[Requirement]: State the number of lines with the string "background" in them, and nothing else.

********************

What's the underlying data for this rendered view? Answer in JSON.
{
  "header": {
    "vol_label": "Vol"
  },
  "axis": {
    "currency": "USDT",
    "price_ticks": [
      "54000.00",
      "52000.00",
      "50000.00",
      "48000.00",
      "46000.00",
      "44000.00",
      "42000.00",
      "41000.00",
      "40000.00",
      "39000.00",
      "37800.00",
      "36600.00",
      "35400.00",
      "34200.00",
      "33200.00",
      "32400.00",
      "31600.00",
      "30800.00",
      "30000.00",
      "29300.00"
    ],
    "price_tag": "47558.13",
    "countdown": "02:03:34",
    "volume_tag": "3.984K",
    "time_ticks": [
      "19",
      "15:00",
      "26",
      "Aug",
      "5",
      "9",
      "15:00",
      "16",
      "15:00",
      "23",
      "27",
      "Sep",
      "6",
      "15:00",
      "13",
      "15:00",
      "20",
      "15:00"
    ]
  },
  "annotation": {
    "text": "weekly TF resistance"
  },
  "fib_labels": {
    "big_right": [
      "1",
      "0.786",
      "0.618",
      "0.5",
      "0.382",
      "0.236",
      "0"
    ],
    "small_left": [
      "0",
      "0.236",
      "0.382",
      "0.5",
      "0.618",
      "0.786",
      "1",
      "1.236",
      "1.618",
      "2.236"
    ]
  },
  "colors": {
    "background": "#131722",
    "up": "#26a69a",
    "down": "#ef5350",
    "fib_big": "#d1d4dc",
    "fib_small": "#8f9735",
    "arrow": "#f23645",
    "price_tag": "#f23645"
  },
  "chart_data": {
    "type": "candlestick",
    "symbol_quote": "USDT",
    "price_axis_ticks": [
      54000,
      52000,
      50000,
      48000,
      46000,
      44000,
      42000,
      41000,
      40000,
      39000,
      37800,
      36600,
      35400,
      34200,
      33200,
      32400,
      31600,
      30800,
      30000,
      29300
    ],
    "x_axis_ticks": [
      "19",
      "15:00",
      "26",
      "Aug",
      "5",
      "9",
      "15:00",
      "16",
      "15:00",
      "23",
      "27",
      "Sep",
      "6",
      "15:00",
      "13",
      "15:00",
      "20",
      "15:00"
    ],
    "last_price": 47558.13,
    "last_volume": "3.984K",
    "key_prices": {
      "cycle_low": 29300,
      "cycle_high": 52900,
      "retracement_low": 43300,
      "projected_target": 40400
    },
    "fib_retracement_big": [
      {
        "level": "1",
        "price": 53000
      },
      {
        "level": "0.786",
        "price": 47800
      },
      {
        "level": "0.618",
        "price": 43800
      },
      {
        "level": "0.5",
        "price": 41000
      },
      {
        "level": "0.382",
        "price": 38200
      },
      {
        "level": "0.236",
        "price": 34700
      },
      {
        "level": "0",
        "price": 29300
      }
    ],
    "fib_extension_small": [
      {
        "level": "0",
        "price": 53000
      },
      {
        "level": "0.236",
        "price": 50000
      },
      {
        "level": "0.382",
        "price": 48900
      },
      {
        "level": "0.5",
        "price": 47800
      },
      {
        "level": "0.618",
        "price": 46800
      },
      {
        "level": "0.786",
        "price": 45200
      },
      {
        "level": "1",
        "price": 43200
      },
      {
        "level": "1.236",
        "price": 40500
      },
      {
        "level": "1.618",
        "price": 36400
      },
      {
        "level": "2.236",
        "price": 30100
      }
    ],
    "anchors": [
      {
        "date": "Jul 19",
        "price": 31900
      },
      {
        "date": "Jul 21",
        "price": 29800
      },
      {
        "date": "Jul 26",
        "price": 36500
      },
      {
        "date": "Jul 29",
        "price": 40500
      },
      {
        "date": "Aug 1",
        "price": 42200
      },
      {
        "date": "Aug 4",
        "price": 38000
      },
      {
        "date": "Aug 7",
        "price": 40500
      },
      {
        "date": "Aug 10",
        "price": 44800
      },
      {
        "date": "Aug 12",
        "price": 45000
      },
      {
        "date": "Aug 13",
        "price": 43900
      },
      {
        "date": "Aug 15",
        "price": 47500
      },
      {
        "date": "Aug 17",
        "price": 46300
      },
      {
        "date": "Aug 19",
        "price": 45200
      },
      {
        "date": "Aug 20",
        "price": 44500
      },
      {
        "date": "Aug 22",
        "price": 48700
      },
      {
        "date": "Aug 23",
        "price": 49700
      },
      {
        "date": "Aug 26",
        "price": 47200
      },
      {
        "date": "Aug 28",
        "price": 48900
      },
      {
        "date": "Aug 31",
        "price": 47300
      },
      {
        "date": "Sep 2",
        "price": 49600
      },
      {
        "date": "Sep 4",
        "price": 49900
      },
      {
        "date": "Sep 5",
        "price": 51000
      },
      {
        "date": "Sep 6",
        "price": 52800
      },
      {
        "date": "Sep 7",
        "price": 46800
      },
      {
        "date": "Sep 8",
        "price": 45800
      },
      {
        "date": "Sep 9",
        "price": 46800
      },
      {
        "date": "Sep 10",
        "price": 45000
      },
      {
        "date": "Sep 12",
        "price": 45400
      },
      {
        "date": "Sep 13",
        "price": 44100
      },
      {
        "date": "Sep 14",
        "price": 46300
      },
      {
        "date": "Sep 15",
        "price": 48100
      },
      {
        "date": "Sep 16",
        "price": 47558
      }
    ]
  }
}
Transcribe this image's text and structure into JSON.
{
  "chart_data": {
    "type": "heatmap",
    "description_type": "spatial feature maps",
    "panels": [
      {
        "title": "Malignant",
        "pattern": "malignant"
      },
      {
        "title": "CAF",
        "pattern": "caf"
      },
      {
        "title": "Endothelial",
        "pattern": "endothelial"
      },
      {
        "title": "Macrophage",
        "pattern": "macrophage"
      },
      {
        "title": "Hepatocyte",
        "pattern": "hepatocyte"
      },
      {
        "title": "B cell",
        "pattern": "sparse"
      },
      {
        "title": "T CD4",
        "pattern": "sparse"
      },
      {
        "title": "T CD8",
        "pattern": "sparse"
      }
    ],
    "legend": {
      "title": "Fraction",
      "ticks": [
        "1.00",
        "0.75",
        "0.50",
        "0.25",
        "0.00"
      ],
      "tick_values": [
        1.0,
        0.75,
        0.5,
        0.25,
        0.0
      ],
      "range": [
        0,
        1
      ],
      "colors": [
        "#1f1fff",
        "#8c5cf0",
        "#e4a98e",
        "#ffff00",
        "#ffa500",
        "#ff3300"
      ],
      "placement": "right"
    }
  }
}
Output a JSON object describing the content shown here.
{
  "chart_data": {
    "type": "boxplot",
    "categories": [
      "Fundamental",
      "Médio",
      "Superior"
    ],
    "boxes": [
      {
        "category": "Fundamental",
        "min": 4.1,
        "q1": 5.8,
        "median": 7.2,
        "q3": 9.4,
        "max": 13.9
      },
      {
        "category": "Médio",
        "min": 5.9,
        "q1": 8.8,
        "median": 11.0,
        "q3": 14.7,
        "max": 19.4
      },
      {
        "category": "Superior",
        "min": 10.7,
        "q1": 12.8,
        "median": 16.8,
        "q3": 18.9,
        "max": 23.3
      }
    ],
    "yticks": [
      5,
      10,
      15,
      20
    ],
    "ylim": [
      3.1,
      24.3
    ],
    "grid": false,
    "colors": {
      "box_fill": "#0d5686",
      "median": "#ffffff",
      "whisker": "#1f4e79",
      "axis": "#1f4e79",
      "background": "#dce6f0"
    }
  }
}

********************

[Finished task]: 2